• Task instructions
Pull out each line of the data that includes the word "Email".

• Records shown
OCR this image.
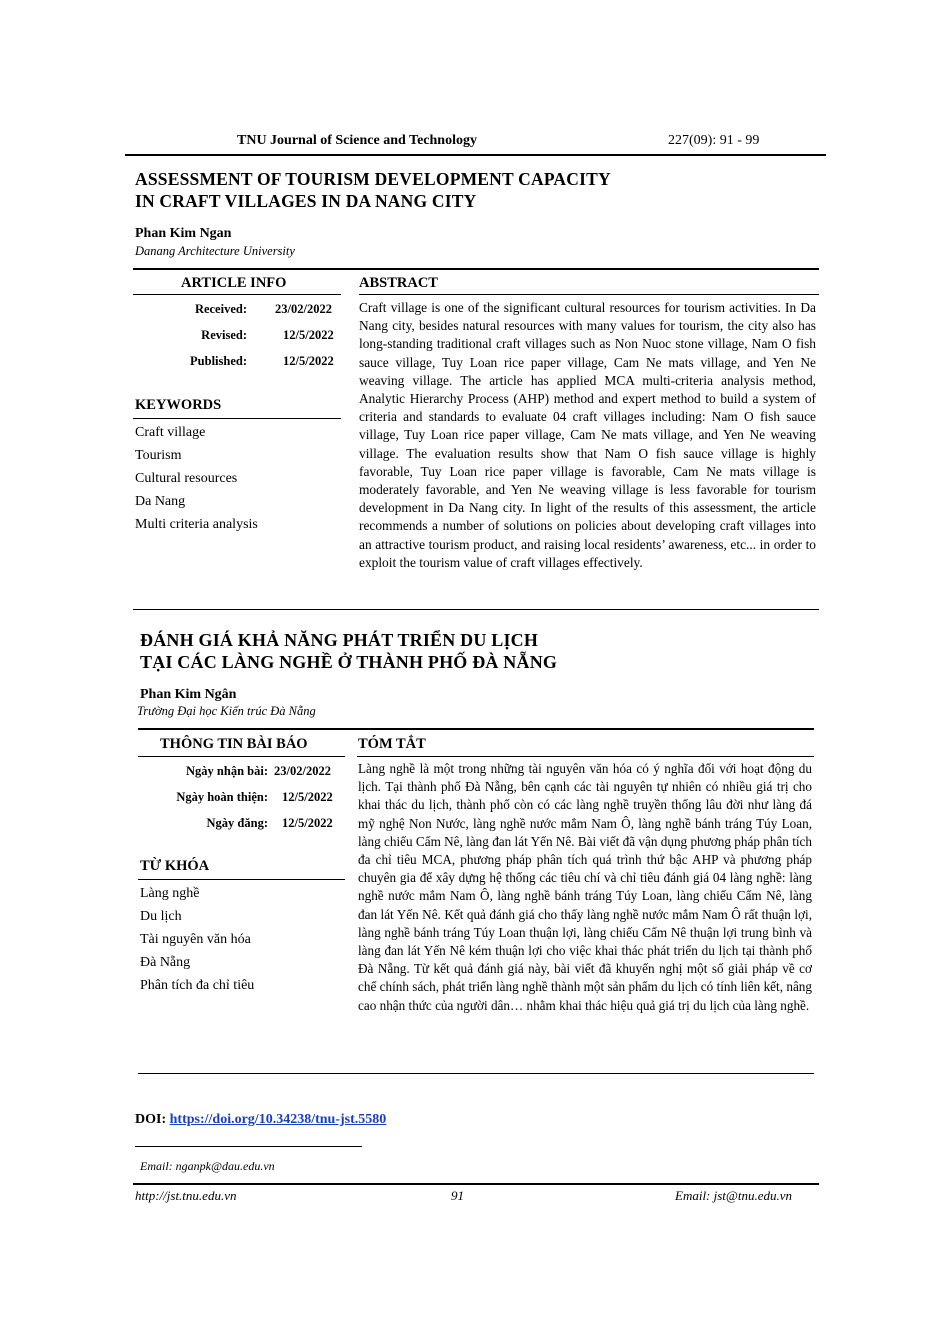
TNU Journal of Science and Technology	227(09): 91 - 99
ASSESSMENT OF TOURISM DEVELOPMENT CAPACITY
IN CRAFT VILLAGES IN DA NANG CITY
Phan Kim Ngan
Danang Architecture University
ARTICLE INFO	ABSTRACT
Received: 23/02/2022
Revised:	12/5/2022
Published:	12/5/2022
KEYWORDS
Craft village
Tourism
Cultural resources
Da Nang
Multi criteria analysis
Craft village is one of the significant cultural resources for tourism activities. In Da Nang city, besides natural resources with many values for tourism, the city also has long-standing traditional craft villages such as Non Nuoc stone village, Nam O fish sauce village, Tuy Loan rice paper village, Cam Ne mats village, and Yen Ne weaving village. The article has applied MCA multi-criteria analysis method, Analytic Hierarchy Process (AHP) method and expert method to build a system of criteria and standards to evaluate 04 craft villages including: Nam O fish sauce village, Tuy Loan rice paper village, Cam Ne mats village, and Yen Ne weaving village. The evaluation results show that Nam O fish sauce village is highly favorable, Tuy Loan rice paper village is favorable, Cam Ne mats village is moderately favorable, and Yen Ne weaving village is less favorable for tourism development in Da Nang city. In light of the results of this assessment, the article recommends a number of solutions on policies about developing craft villages into an attractive tourism product, and raising local residents’ awareness, etc... in order to exploit the tourism value of craft villages effectively.
ĐÁNH GIÁ KHẢ NĂNG PHÁT TRIỂN DU LỊCH
TẠI CÁC LÀNG NGHỀ Ở THÀNH PHỐ ĐÀ NẴNG
Phan Kim Ngân
Trường Đại học Kiến trúc Đà Nẵng
THÔNG TIN BÀI BÁO	TÓM TẮT
Ngày nhận bài: 23/02/2022
Ngày hoàn thiện: 12/5/2022
Ngày đăng: 12/5/2022
TỪ KHÓA
Làng nghề
Du lịch
Tài nguyên văn hóa
Đà Nẵng
Phân tích đa chỉ tiêu
Làng nghề là một trong những tài nguyên văn hóa có ý nghĩa đối với hoạt động du lịch. Tại thành phố Đà Nẵng, bên cạnh các tài nguyên tự nhiên có nhiều giá trị cho khai thác du lịch, thành phố còn có các làng nghề truyền thống lâu đời như làng đá mỹ nghệ Non Nước, làng nghề nước mắm Nam Ô, làng nghề bánh tráng Túy Loan, làng chiếu Cẩm Nê, làng đan lát Yến Nê. Bài viết đã vận dụng phương pháp phân tích đa chỉ tiêu MCA, phương pháp phân tích quá trình thứ bậc AHP và phương pháp chuyên gia để xây dựng hệ thống các tiêu chí và chỉ tiêu đánh giá 04 làng nghề: làng nghề nước mắm Nam Ô, làng nghề bánh tráng Túy Loan, làng chiếu Cẩm Nê, làng đan lát Yến Nê. Kết quả đánh giá cho thấy làng nghề nước mắm Nam Ô rất thuận lợi, làng nghề bánh tráng Túy Loan thuận lợi, làng chiếu Cẩm Nê thuận lợi trung bình và làng đan lát Yến Nê kém thuận lợi cho việc khai thác phát triển du lịch tại thành phố Đà Nẵng. Từ kết quả đánh giá này, bài viết đã khuyến nghị một số giải pháp về cơ chế chính sách, phát triển làng nghề thành một sản phẩm du lịch có tính liên kết, nâng cao nhận thức của người dân… nhằm khai thác hiệu quả giá trị du lịch của làng nghề.
DOI: https://doi.org/10.34238/tnu-jst.5580
Email: nganpk@dau.edu.vn
http://jst.tnu.edu.vn	91	Email: jst@tnu.edu.vn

• Problem solution
Email: nganpk@dau.edu.vn
http://jst.tnu.edu.vn	91	Email: jst@tnu.edu.vn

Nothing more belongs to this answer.